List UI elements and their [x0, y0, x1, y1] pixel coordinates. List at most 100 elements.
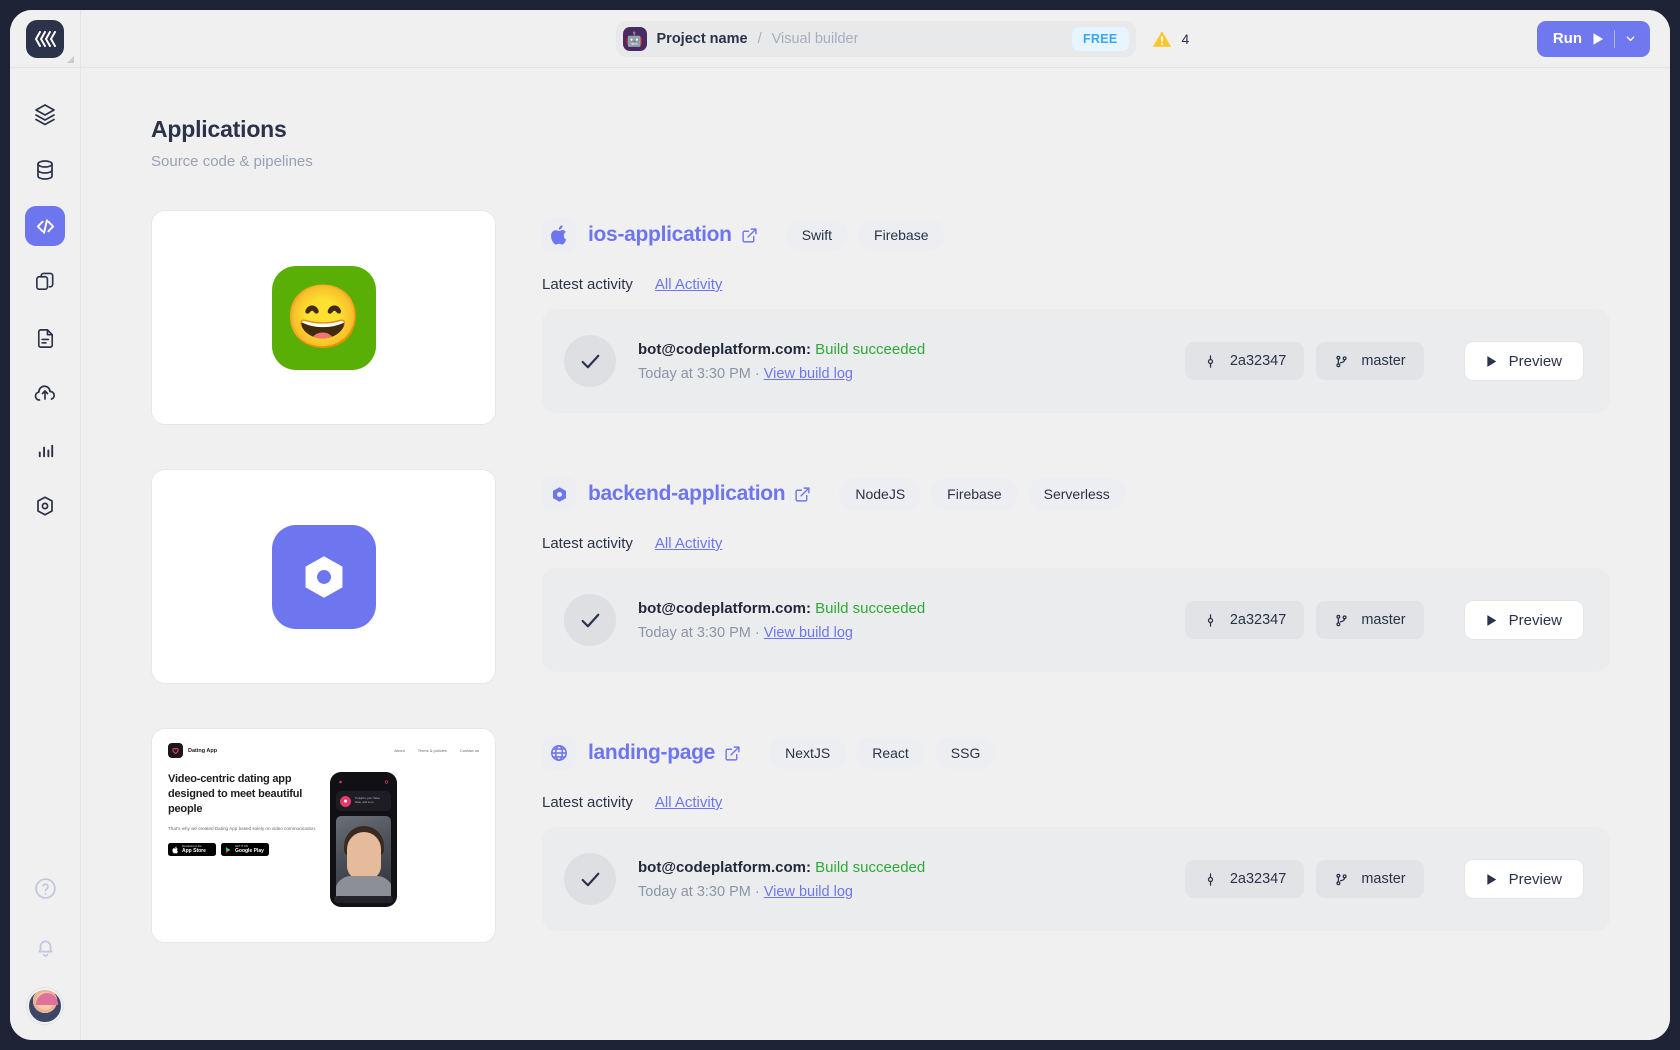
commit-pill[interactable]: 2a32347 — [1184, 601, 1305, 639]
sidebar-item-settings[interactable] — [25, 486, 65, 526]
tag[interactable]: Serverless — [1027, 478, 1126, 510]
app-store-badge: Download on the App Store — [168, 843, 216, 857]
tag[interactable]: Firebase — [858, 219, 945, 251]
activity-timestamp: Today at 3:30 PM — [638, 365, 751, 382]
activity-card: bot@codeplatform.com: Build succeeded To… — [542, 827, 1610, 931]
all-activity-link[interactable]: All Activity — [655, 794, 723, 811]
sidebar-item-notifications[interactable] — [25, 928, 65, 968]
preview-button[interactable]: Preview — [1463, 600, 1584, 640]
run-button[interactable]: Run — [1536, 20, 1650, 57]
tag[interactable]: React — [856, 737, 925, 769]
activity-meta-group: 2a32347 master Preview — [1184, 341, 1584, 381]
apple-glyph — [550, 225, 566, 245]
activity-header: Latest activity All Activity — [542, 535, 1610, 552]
◆ ◆ ◆ ◆ ◆
■ **Stated task**
Reproduce the records above word for word, every line of them, but omit the pictures.

■ **The output**
List UI elements and their [x0, y0, x1, y1] pixel coordinates. List at most 100 elements.
commit-pill[interactable]: 2a32347 — [1184, 601, 1305, 639]
sidebar-item-settings[interactable] — [25, 486, 65, 526]
tag[interactable]: Serverless — [1027, 478, 1126, 510]
app-store-badge: Download on the App Store — [168, 843, 216, 857]
tag[interactable]: Firebase — [858, 219, 945, 251]
activity-timestamp: Today at 3:30 PM — [638, 365, 751, 382]
activity-card: bot@codeplatform.com: Build succeeded To… — [542, 827, 1610, 931]
all-activity-link[interactable]: All Activity — [655, 794, 723, 811]
sidebar-item-notifications[interactable] — [25, 928, 65, 968]
preview-button[interactable]: Preview — [1463, 600, 1584, 640]
run-button[interactable]: Run — [1536, 20, 1650, 57]
tag[interactable]: React — [856, 737, 925, 769]
activity-meta-group: 2a32347 master Preview — [1184, 341, 1584, 381]
apple-glyph — [550, 225, 566, 245]
activity-header: Latest activity All Activity — [542, 535, 1610, 552]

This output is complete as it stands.